### TASK TO CARRY OUT
Reproduce every line in the listing that contains the word "sampling".

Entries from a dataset
* * * * * * *

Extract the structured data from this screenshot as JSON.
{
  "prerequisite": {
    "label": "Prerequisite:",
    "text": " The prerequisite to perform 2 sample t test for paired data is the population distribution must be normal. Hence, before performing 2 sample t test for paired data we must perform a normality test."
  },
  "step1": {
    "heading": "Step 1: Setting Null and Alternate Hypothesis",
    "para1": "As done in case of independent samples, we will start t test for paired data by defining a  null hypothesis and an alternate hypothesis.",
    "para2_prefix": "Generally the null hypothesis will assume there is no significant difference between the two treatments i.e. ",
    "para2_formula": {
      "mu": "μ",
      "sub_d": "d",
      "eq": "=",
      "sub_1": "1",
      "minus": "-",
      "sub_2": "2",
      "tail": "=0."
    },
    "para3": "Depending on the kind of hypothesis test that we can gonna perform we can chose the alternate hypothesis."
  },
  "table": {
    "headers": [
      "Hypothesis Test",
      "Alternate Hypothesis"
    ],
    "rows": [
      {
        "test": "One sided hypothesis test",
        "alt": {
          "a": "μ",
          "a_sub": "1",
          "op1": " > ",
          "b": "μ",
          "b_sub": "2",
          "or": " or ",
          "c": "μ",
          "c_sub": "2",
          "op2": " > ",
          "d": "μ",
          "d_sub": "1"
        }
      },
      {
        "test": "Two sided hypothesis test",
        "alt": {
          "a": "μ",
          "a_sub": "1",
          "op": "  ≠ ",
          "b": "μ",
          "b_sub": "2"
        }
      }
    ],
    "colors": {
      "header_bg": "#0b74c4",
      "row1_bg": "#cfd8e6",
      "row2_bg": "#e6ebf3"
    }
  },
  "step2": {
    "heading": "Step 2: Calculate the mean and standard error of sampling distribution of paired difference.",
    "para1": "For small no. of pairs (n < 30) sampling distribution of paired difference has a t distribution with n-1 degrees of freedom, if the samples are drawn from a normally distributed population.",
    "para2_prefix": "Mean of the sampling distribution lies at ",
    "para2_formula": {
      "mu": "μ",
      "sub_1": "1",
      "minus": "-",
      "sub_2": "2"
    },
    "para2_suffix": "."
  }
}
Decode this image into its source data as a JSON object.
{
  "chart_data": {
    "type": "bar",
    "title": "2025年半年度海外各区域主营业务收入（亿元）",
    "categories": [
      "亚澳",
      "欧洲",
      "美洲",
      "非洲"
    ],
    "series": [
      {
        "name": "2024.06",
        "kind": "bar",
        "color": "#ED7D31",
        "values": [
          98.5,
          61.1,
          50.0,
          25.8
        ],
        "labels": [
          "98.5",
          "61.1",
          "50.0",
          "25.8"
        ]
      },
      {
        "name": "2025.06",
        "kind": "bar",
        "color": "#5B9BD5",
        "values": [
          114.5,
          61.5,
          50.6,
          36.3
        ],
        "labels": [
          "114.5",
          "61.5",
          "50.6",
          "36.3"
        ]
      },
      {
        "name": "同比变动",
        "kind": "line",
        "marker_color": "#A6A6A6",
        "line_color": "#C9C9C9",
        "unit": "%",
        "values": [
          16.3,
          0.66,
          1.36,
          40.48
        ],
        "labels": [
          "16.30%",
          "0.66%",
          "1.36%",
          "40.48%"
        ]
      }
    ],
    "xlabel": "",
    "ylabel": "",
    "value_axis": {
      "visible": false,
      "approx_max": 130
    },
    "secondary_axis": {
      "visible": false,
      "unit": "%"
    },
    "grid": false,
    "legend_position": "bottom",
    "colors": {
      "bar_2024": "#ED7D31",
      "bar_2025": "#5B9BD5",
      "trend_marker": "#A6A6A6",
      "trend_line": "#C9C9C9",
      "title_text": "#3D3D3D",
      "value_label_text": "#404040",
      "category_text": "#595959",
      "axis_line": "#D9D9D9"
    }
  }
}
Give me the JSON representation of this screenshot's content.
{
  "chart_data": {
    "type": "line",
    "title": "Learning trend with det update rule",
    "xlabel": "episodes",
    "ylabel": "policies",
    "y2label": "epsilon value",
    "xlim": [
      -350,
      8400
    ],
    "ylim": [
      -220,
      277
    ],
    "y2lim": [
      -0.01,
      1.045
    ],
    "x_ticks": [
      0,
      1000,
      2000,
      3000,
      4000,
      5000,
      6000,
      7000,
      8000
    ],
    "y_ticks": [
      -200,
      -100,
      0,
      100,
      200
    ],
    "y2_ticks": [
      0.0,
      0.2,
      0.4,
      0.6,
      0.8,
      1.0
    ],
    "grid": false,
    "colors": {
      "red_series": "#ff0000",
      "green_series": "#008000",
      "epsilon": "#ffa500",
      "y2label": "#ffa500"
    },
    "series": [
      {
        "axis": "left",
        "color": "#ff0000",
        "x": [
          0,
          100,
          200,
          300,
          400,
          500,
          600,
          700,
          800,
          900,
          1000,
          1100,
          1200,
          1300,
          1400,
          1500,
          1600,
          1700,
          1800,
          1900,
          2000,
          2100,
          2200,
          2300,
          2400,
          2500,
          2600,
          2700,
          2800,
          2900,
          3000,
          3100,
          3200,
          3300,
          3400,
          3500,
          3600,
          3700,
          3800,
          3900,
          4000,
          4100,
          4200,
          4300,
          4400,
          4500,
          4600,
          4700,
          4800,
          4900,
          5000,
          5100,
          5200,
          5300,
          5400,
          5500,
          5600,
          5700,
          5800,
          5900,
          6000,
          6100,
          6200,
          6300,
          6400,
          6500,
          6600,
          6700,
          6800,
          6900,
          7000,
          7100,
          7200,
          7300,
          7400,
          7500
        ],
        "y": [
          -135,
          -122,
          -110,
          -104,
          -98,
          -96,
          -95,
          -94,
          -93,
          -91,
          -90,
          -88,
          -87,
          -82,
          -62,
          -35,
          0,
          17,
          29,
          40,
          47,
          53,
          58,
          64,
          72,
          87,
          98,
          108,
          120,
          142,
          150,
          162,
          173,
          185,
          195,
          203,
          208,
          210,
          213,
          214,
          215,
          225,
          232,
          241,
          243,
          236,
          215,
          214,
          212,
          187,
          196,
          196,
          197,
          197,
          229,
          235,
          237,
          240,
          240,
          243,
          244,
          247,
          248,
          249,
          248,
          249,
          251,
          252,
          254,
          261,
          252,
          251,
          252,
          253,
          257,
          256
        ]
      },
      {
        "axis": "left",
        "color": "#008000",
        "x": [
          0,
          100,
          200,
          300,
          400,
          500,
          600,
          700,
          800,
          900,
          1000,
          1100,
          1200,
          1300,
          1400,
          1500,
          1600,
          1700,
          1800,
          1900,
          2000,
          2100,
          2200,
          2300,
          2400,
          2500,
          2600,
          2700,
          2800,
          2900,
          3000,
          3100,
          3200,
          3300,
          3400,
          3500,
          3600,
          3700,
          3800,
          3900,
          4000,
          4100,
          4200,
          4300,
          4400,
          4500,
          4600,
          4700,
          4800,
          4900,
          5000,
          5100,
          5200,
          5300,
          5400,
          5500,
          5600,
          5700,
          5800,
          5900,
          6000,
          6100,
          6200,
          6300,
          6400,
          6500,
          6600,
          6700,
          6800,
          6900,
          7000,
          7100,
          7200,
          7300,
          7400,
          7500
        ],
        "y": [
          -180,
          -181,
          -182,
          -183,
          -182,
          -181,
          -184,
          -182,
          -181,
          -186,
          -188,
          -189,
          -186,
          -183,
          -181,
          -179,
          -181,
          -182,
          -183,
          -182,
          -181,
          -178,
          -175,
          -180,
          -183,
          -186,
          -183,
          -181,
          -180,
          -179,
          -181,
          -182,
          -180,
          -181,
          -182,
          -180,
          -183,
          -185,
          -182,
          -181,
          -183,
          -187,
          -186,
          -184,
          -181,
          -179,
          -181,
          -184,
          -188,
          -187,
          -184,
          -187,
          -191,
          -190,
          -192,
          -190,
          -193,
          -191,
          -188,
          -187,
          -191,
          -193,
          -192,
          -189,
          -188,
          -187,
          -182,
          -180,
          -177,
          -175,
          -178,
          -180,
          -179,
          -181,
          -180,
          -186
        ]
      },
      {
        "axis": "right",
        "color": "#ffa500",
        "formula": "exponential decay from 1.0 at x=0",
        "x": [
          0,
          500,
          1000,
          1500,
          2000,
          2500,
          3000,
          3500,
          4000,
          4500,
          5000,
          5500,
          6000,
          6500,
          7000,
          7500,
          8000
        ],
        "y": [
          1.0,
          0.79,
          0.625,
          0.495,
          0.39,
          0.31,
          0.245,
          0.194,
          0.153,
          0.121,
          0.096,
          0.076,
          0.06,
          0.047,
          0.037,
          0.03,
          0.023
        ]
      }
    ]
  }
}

* * * * * * *

### ANSWER TO THE EXERCISE
    "heading": "Step 2: Calculate the mean and standard error of sampling distribution of paired difference.",
    "para1": "For small no. of pairs (n < 30) sampling distribution of paired difference has a t distribution with n-1 degrees of freedom, if the samples are drawn from a normally distributed population.",
    "para2_prefix": "Mean of the sampling distribution lies at ",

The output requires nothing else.